> **WORK INSTRUCTIONS**:
Each entry below is to be given again word for word, with no pictures.

******************************

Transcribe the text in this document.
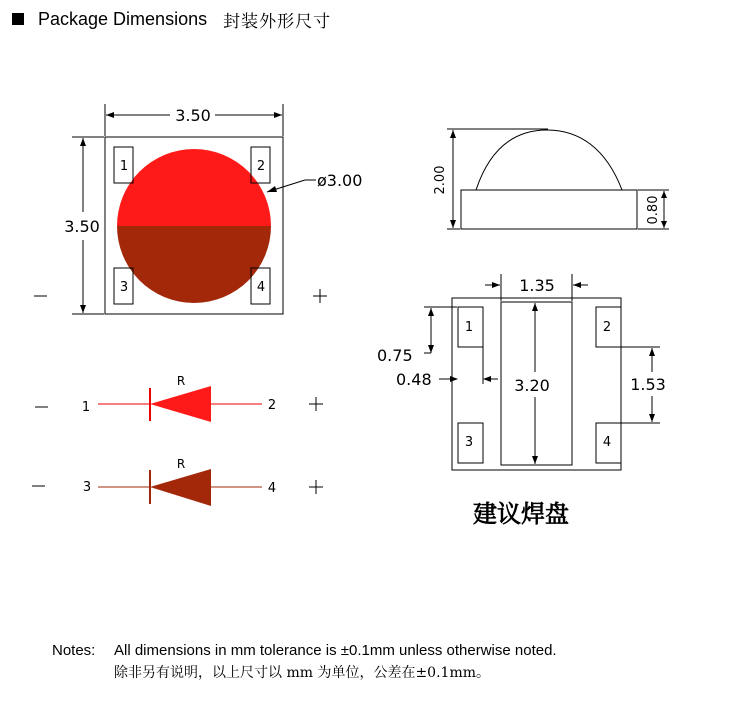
Package Dimensions 封装外形尺寸
1	2
3	4
3.50
3.50
ø3.00	2.00
0.80
1
R
2
3
R
4
1	2
3	4
1.35
3.20
0.75
0.48	1.53
建议焊盘
Notes:	All dimensions in mm tolerance is ±0.1mm unless otherwise noted.
除非另有说明，以上尺寸以 mm 为单位，公差在±0.1mm。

******************************

> **ANSWER TO THE EXERCISE**:
Transcribe the text in this document.
Package Dimensions 封装外形尺寸
1	2
3	4
3.50
3.50
ø3.00	2.00
0.80
1
R
2
3
R
4
1	2
3	4
1.35
3.20
0.75
0.48	1.53
建议焊盘
Notes:	All dimensions in mm tolerance is ±0.1mm unless otherwise noted.
除非另有说明，以上尺寸以 mm 为单位，公差在±0.1mm。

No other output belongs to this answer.